Aim of the task
Echo every line of the records, from the one containing "- legend: سعال" through the end of the records, inclusive. Leave the pictures out of your answer.

Provided material
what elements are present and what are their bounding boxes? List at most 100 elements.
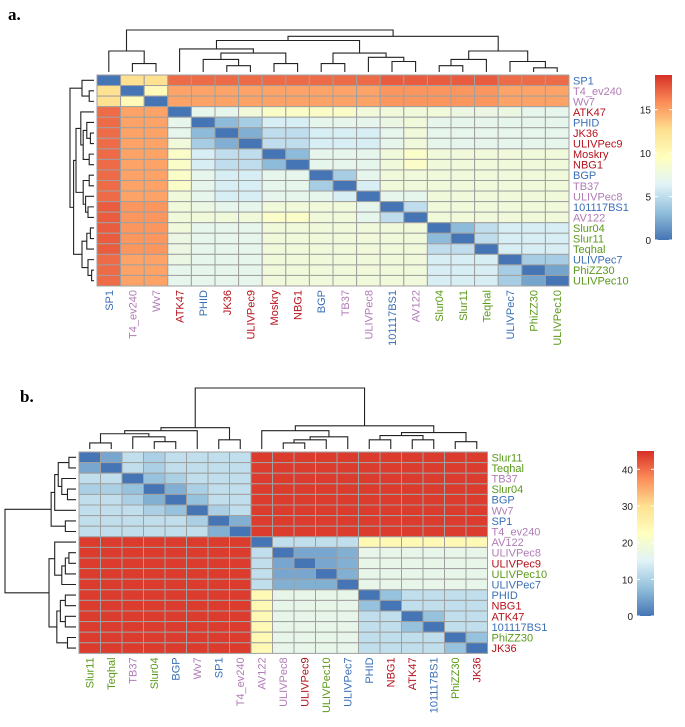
heatmap-cell	[444, 642, 467, 654]
heatmap-cell	[356, 253, 381, 266]
heatmap-cell	[167, 180, 192, 192]
heatmap-cell	[121, 568, 144, 580]
heatmap-cell	[497, 264, 523, 276]
heatmap-cell	[120, 222, 145, 234]
heatmap-cell	[356, 148, 381, 160]
heatmap-cell	[521, 169, 546, 181]
heatmap-cell	[544, 253, 570, 266]
heatmap-cell	[96, 253, 122, 266]
heatmap-cell	[444, 493, 467, 506]
heatmap-cell	[379, 546, 402, 559]
heatmap-cell	[261, 201, 287, 213]
heatmap-cell	[293, 557, 316, 570]
column-label: ULIVPec10	[321, 657, 333, 713]
heatmap-cell	[190, 264, 216, 276]
column-label: AV122	[257, 657, 269, 689]
heatmap-cell	[332, 222, 358, 234]
heatmap-cell	[356, 158, 381, 171]
heatmap-cell	[544, 95, 570, 108]
heatmap-cell	[308, 127, 334, 139]
heatmap-cell	[422, 451, 445, 464]
heatmap-cell	[229, 515, 252, 527]
heatmap-cell	[497, 180, 523, 192]
heatmap-cell	[379, 116, 405, 129]
heatmap-cell	[315, 515, 338, 527]
heatmap-cell	[250, 504, 273, 517]
heatmap-cell	[238, 232, 263, 245]
heatmap-cells	[96, 74, 570, 287]
heatmap-cell	[100, 504, 123, 517]
heatmap-cell	[143, 568, 166, 580]
dendrogram-link	[294, 425, 435, 433]
column-label: PHID	[364, 657, 376, 683]
heatmap-cell	[285, 116, 310, 129]
heatmap-cell	[214, 222, 240, 234]
heatmap-cell	[143, 472, 166, 485]
heatmap-cell	[250, 610, 273, 623]
dendrogram-link	[226, 65, 251, 72]
heatmap-cell	[261, 232, 287, 245]
column-label: Slur04	[149, 657, 161, 689]
heatmap-cell	[120, 253, 145, 266]
heatmap-cell	[401, 589, 424, 601]
heatmap-cell	[332, 127, 358, 139]
heatmap-cell	[426, 232, 452, 245]
heatmap-cell	[379, 137, 405, 150]
heatmap-cell	[120, 211, 145, 224]
heatmap-cell	[100, 451, 123, 464]
heatmap-cell	[272, 599, 295, 612]
heatmap-cell	[190, 116, 216, 129]
heatmap-cell	[121, 451, 144, 464]
heatmap-cell	[521, 201, 546, 213]
heatmap-cell	[426, 158, 452, 171]
heatmap-cell	[238, 190, 263, 203]
heatmap-cell	[121, 483, 144, 495]
dendrogram-link	[57, 462, 69, 487]
dendrogram-link	[88, 174, 94, 187]
heatmap-cell	[356, 85, 381, 97]
heatmap-cell	[293, 599, 316, 612]
heatmap-cell	[544, 190, 570, 203]
heatmap-cell	[143, 222, 169, 234]
heatmap-cell	[238, 74, 263, 87]
heatmap-cell	[214, 274, 240, 287]
heatmap-cell	[401, 525, 424, 538]
row-label: T4_ev240	[573, 86, 622, 98]
heatmap-cell	[207, 472, 230, 485]
heatmap-cell	[78, 525, 101, 538]
heatmap-cell	[261, 243, 287, 255]
heatmap-cell	[293, 621, 316, 633]
heatmap-cell	[250, 578, 273, 591]
heatmap-cell	[422, 578, 445, 591]
heatmap-cell	[143, 85, 169, 97]
heatmap-cell	[497, 211, 523, 224]
heatmap-cell	[450, 148, 476, 160]
heatmap-cell	[379, 95, 405, 108]
heatmap-cell	[229, 610, 252, 623]
heatmap-cell	[544, 106, 570, 118]
column-label: ULIVPec7	[343, 657, 355, 707]
row-label: T4_ev240	[492, 527, 541, 539]
heatmap-cell	[358, 493, 381, 506]
heatmap-cell	[497, 222, 523, 234]
heatmap-cell	[272, 557, 295, 570]
legend-tick-label: 10	[640, 149, 652, 160]
heatmap-cell	[261, 137, 287, 150]
dendrogram-link	[48, 558, 57, 628]
heatmap-cell	[214, 137, 240, 150]
heatmap-cell	[78, 462, 101, 474]
heatmap-cell	[229, 504, 252, 517]
heatmap-cell	[450, 95, 476, 108]
heatmap-cell	[474, 169, 499, 181]
heatmap-cell	[497, 148, 523, 160]
heatmap-cell	[474, 74, 499, 87]
heatmap-cell	[308, 158, 334, 171]
heatmap-cell	[167, 116, 192, 129]
heatmap-cell	[167, 274, 192, 287]
heatmap-cell	[250, 451, 273, 464]
column-label: ULIVPec8	[363, 290, 375, 340]
heatmap-cell	[379, 504, 402, 517]
heatmap-cell	[250, 472, 273, 485]
heatmap-cell	[521, 158, 546, 171]
heatmap-cell	[186, 515, 209, 527]
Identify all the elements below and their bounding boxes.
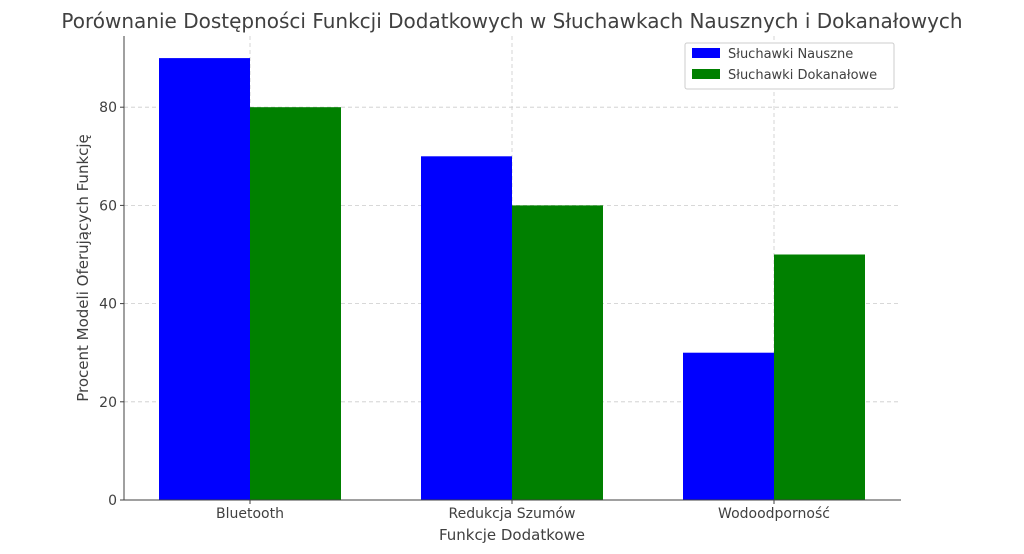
bar-over-ear-0 — [159, 58, 250, 500]
x-tick-label: Wodoodporność — [718, 506, 830, 522]
legend-swatch — [692, 48, 720, 58]
bar-in-ear-1 — [512, 205, 603, 500]
bar-over-ear-1 — [421, 156, 512, 500]
chart-title: Porównanie Dostępności Funkcji Dodatkowy… — [61, 9, 962, 33]
legend-label: Słuchawki Nauszne — [728, 47, 853, 62]
y-ticks: 0 20 40 60 80 — [99, 100, 124, 509]
y-tick-label: 80 — [99, 100, 117, 116]
y-tick-label: 40 — [99, 297, 117, 313]
x-axis-label: Funkcje Dodatkowe — [439, 526, 585, 544]
bar-in-ear-2 — [774, 254, 865, 500]
bar-in-ear-0 — [250, 107, 341, 500]
x-tick-label: Redukcja Szumów — [449, 506, 576, 522]
legend-frame — [684, 42, 895, 90]
x-tick-label: Bluetooth — [216, 506, 284, 522]
y-tick-label: 0 — [108, 493, 117, 509]
x-ticks: Bluetooth Redukcja Szumów Wodoodporność — [216, 500, 830, 522]
bar-over-ear-2 — [683, 352, 774, 500]
y-tick-label: 60 — [99, 198, 117, 214]
legend-swatch — [692, 69, 720, 79]
y-axis-label: Procent Modeli Oferujących Funkcję — [74, 134, 92, 402]
y-tick-label: 20 — [99, 395, 117, 411]
legend-label: Słuchawki Dokanałowe — [728, 68, 877, 83]
legend: Słuchawki Nauszne Słuchawki Dokanałowe — [684, 42, 895, 90]
bars — [159, 58, 865, 500]
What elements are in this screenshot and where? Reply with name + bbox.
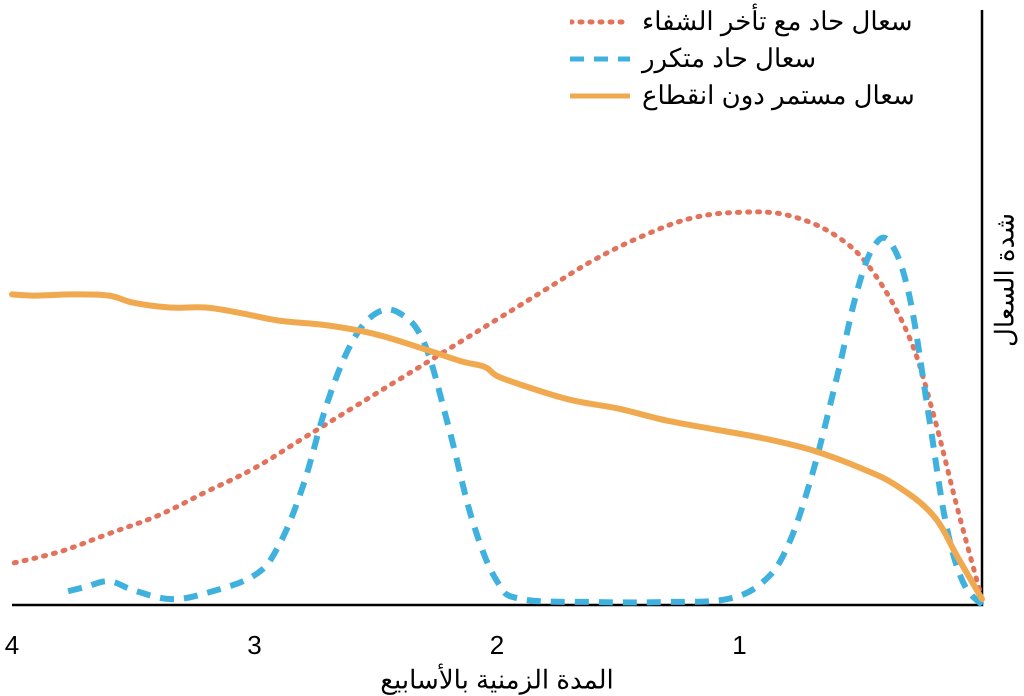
- legend: سعال حاد مع تأخر الشفاء سعال حاد متكرر س…: [570, 6, 915, 117]
- x-tick-3: 3: [247, 630, 261, 661]
- legend-label-persistent: سعال مستمر دون انقطاع: [642, 80, 915, 111]
- x-tick-2: 2: [490, 630, 504, 661]
- series-recurrent: [61, 238, 983, 605]
- series-persistent: [12, 294, 982, 599]
- y-axis-label: شدة السعال: [990, 213, 1021, 347]
- x-tick-4: 4: [5, 630, 19, 661]
- legend-swatch-persistent: [570, 88, 630, 104]
- series-delayed: [12, 212, 982, 599]
- legend-item-persistent: سعال مستمر دون انقطاع: [570, 80, 915, 111]
- legend-label-delayed: سعال حاد مع تأخر الشفاء: [642, 6, 913, 37]
- cough-intensity-chart: سعال حاد مع تأخر الشفاء سعال حاد متكرر س…: [0, 0, 1024, 695]
- legend-item-recurrent: سعال حاد متكرر: [570, 43, 915, 74]
- legend-swatch-recurrent: [570, 51, 630, 67]
- legend-item-delayed: سعال حاد مع تأخر الشفاء: [570, 6, 915, 37]
- x-tick-1: 1: [732, 630, 746, 661]
- legend-label-recurrent: سعال حاد متكرر: [642, 43, 816, 74]
- legend-swatch-delayed: [570, 14, 630, 30]
- x-axis-label: المدة الزمنية بالأسابيع: [380, 665, 614, 696]
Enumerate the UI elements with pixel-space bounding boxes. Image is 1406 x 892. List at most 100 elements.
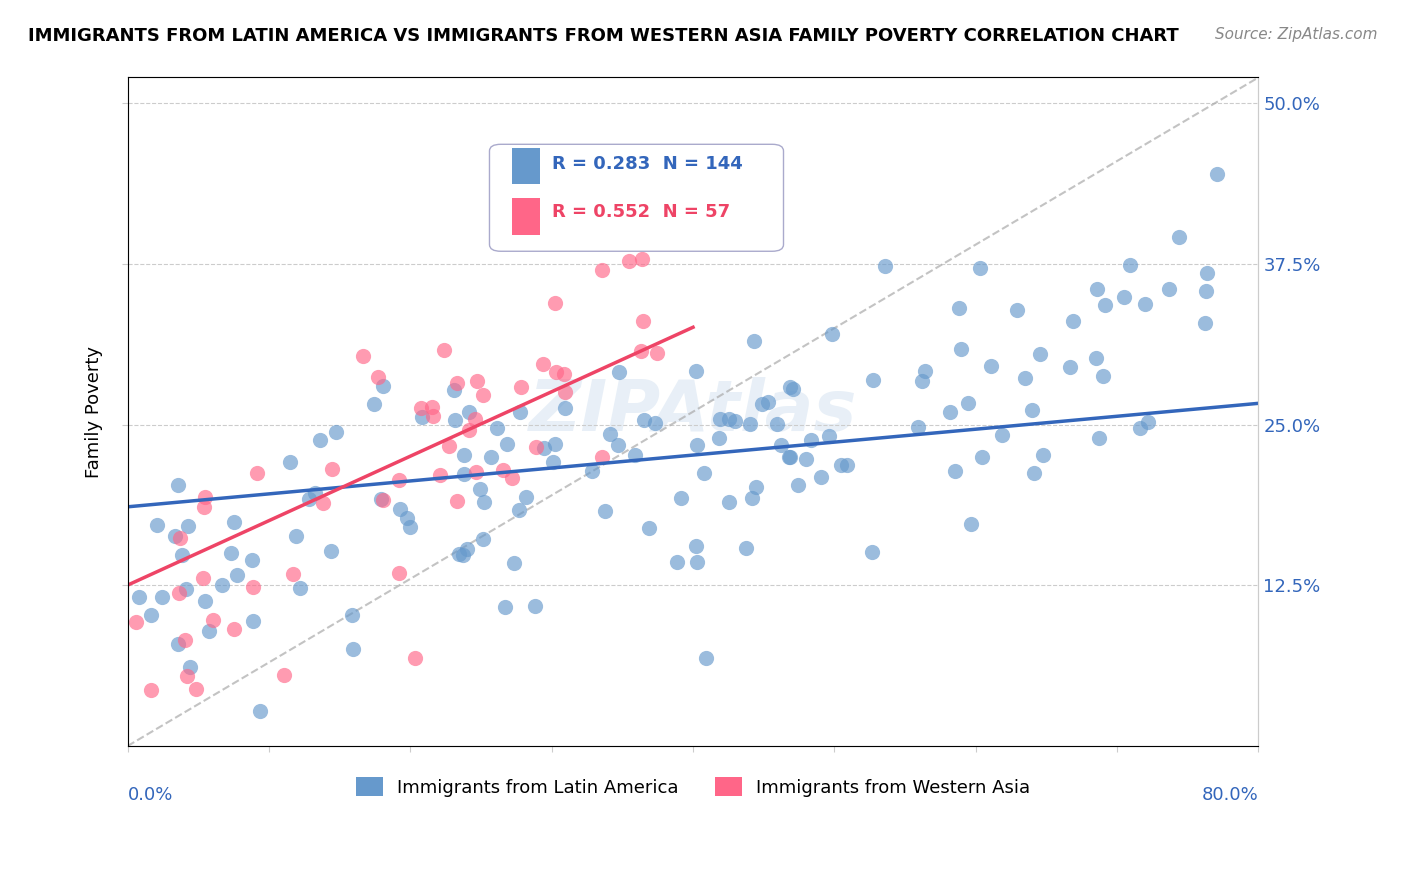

Exercise response
- legend: سعال حاد مع تأخر الشفاء سعال حاد متكرر س…: [570, 6, 915, 117]
- x-tick-3: 3: [247, 630, 261, 661]
- legend-label-persistent: سعال مستمر دون انقطاع: [642, 80, 915, 111]
- x-tick-2: 2: [490, 630, 504, 661]
- series-recurrent: [61, 238, 983, 605]
- series-persistent: [12, 294, 982, 599]
- y-axis-label: شدة السعال: [990, 213, 1021, 347]
- x-tick-4: 4: [5, 630, 19, 661]
- legend-swatch-persistent: [570, 88, 630, 104]
- series-delayed: [12, 212, 982, 599]
- legend-item-persistent: سعال مستمر دون انقطاع: [570, 80, 915, 111]
- legend-label-delayed: سعال حاد مع تأخر الشفاء: [642, 6, 913, 37]
- cough-intensity-chart: سعال حاد مع تأخر الشفاء سعال حاد متكرر س…: [0, 0, 1024, 695]
- legend-item-recurrent: سعال حاد متكرر: [570, 43, 915, 74]
- legend-swatch-recurrent: [570, 51, 630, 67]
- legend-item-delayed: سعال حاد مع تأخر الشفاء: [570, 6, 915, 37]
- x-tick-1: 1: [732, 630, 746, 661]
- legend-label-recurrent: سعال حاد متكرر: [642, 43, 816, 74]
- legend-swatch-delayed: [570, 14, 630, 30]
- x-axis-label: المدة الزمنية بالأسابيع: [380, 665, 614, 696]
Enumerate the UI elements with pixel-space bounding boxes. Image is 1406 x 892. List at most 100 elements.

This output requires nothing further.